(Rows from a dataset)

------------------------------

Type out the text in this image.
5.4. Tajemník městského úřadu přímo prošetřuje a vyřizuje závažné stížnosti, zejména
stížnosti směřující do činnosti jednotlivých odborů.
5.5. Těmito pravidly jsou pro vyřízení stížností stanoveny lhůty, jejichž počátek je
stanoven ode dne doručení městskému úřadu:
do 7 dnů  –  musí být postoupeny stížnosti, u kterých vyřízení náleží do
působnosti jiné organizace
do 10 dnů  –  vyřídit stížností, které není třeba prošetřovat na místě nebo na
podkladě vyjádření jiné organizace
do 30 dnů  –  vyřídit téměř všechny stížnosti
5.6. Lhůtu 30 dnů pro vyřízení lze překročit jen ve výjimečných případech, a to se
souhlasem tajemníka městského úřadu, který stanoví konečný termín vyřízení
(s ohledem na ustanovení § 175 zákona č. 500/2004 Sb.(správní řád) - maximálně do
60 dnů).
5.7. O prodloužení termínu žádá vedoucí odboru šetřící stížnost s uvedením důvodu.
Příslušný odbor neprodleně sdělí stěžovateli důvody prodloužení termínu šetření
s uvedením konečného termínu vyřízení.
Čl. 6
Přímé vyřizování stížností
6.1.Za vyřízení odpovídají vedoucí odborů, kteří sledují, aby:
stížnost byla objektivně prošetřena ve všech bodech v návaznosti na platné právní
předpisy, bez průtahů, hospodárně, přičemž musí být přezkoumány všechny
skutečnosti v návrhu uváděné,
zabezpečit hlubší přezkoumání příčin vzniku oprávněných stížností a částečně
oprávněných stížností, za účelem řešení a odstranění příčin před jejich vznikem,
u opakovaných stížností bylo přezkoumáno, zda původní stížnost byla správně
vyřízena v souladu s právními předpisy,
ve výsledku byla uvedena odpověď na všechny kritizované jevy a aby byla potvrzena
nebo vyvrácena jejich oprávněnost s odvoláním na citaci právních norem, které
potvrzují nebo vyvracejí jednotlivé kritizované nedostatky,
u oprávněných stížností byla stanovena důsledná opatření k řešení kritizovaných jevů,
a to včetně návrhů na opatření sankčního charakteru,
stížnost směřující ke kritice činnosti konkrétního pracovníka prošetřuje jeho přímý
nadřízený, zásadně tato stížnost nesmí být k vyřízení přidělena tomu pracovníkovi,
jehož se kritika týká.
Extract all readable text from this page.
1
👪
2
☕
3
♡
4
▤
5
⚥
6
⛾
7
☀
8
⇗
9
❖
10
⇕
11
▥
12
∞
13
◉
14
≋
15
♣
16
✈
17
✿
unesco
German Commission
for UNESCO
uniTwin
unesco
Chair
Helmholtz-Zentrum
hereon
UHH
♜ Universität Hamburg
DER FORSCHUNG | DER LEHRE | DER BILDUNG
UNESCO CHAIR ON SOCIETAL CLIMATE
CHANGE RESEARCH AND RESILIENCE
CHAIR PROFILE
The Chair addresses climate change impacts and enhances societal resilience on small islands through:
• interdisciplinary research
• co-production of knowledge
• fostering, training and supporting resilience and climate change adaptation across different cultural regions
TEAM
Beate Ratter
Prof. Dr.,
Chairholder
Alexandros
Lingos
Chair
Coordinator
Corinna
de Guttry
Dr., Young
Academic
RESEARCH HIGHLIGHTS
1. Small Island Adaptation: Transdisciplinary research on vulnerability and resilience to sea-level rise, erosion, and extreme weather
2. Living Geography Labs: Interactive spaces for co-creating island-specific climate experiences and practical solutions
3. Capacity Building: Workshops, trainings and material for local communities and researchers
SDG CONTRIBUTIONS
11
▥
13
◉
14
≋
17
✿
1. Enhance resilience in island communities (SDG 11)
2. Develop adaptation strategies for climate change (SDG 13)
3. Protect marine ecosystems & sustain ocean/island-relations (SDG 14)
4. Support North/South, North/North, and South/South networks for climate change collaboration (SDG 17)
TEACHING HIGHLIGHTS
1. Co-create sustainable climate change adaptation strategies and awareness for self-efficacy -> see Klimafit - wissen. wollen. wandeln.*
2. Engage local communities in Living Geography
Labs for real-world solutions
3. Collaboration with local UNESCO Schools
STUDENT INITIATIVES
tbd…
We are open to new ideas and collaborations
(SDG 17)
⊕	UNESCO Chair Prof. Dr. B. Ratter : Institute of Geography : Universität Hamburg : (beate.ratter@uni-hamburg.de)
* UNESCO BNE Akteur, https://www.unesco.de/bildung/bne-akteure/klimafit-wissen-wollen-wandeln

------------------------------

== What the task requires ==
Please reproduce the entire listing, exactly as shown.

== Exercise answer ==
Type out the text in this image.
5.4. Tajemník městského úřadu přímo prošetřuje a vyřizuje závažné stížnosti, zejména
stížnosti směřující do činnosti jednotlivých odborů.
5.5. Těmito pravidly jsou pro vyřízení stížností stanoveny lhůty, jejichž počátek je
stanoven ode dne doručení městskému úřadu:
do 7 dnů  –  musí být postoupeny stížnosti, u kterých vyřízení náleží do
působnosti jiné organizace
do 10 dnů  –  vyřídit stížností, které není třeba prošetřovat na místě nebo na
podkladě vyjádření jiné organizace
do 30 dnů  –  vyřídit téměř všechny stížnosti
5.6. Lhůtu 30 dnů pro vyřízení lze překročit jen ve výjimečných případech, a to se
souhlasem tajemníka městského úřadu, který stanoví konečný termín vyřízení
(s ohledem na ustanovení § 175 zákona č. 500/2004 Sb.(správní řád) - maximálně do
60 dnů).
5.7. O prodloužení termínu žádá vedoucí odboru šetřící stížnost s uvedením důvodu.
Příslušný odbor neprodleně sdělí stěžovateli důvody prodloužení termínu šetření
s uvedením konečného termínu vyřízení.
Čl. 6
Přímé vyřizování stížností
6.1.Za vyřízení odpovídají vedoucí odborů, kteří sledují, aby:
stížnost byla objektivně prošetřena ve všech bodech v návaznosti na platné právní
předpisy, bez průtahů, hospodárně, přičemž musí být přezkoumány všechny
skutečnosti v návrhu uváděné,
zabezpečit hlubší přezkoumání příčin vzniku oprávněných stížností a částečně
oprávněných stížností, za účelem řešení a odstranění příčin před jejich vznikem,
u opakovaných stížností bylo přezkoumáno, zda původní stížnost byla správně
vyřízena v souladu s právními předpisy,
ve výsledku byla uvedena odpověď na všechny kritizované jevy a aby byla potvrzena
nebo vyvrácena jejich oprávněnost s odvoláním na citaci právních norem, které
potvrzují nebo vyvracejí jednotlivé kritizované nedostatky,
u oprávněných stížností byla stanovena důsledná opatření k řešení kritizovaných jevů,
a to včetně návrhů na opatření sankčního charakteru,
stížnost směřující ke kritice činnosti konkrétního pracovníka prošetřuje jeho přímý
nadřízený, zásadně tato stížnost nesmí být k vyřízení přidělena tomu pracovníkovi,
jehož se kritika týká.
Extract all readable text from this page.
1
👪
2
☕
3
♡
4
▤
5
⚥
6
⛾
7
☀
8
⇗
9
❖
10
⇕
11
▥
12
∞
13
◉
14
≋
15
♣
16
✈
17
✿
unesco
German Commission
for UNESCO
uniTwin
unesco
Chair
Helmholtz-Zentrum
hereon
UHH
♜ Universität Hamburg
DER FORSCHUNG | DER LEHRE | DER BILDUNG
UNESCO CHAIR ON SOCIETAL CLIMATE
CHANGE RESEARCH AND RESILIENCE
CHAIR PROFILE
The Chair addresses climate change impacts and enhances societal resilience on small islands through:
• interdisciplinary research
• co-production of knowledge
• fostering, training and supporting resilience and climate change adaptation across different cultural regions
TEAM
Beate Ratter
Prof. Dr.,
Chairholder
Alexandros
Lingos
Chair
Coordinator
Corinna
de Guttry
Dr., Young
Academic
RESEARCH HIGHLIGHTS
1. Small Island Adaptation: Transdisciplinary research on vulnerability and resilience to sea-level rise, erosion, and extreme weather
2. Living Geography Labs: Interactive spaces for co-creating island-specific climate experiences and practical solutions
3. Capacity Building: Workshops, trainings and material for local communities and researchers
SDG CONTRIBUTIONS
11
▥
13
◉
14
≋
17
✿
1. Enhance resilience in island communities (SDG 11)
2. Develop adaptation strategies for climate change (SDG 13)
3. Protect marine ecosystems & sustain ocean/island-relations (SDG 14)
4. Support North/South, North/North, and South/South networks for climate change collaboration (SDG 17)
TEACHING HIGHLIGHTS
1. Co-create sustainable climate change adaptation strategies and awareness for self-efficacy -> see Klimafit - wissen. wollen. wandeln.*
2. Engage local communities in Living Geography
Labs for real-world solutions
3. Collaboration with local UNESCO Schools
STUDENT INITIATIVES
tbd…
We are open to new ideas and collaborations
(SDG 17)
⊕	UNESCO Chair Prof. Dr. B. Ratter : Institute of Geography : Universität Hamburg : (beate.ratter@uni-hamburg.de)
* UNESCO BNE Akteur, https://www.unesco.de/bildung/bne-akteure/klimafit-wissen-wollen-wandeln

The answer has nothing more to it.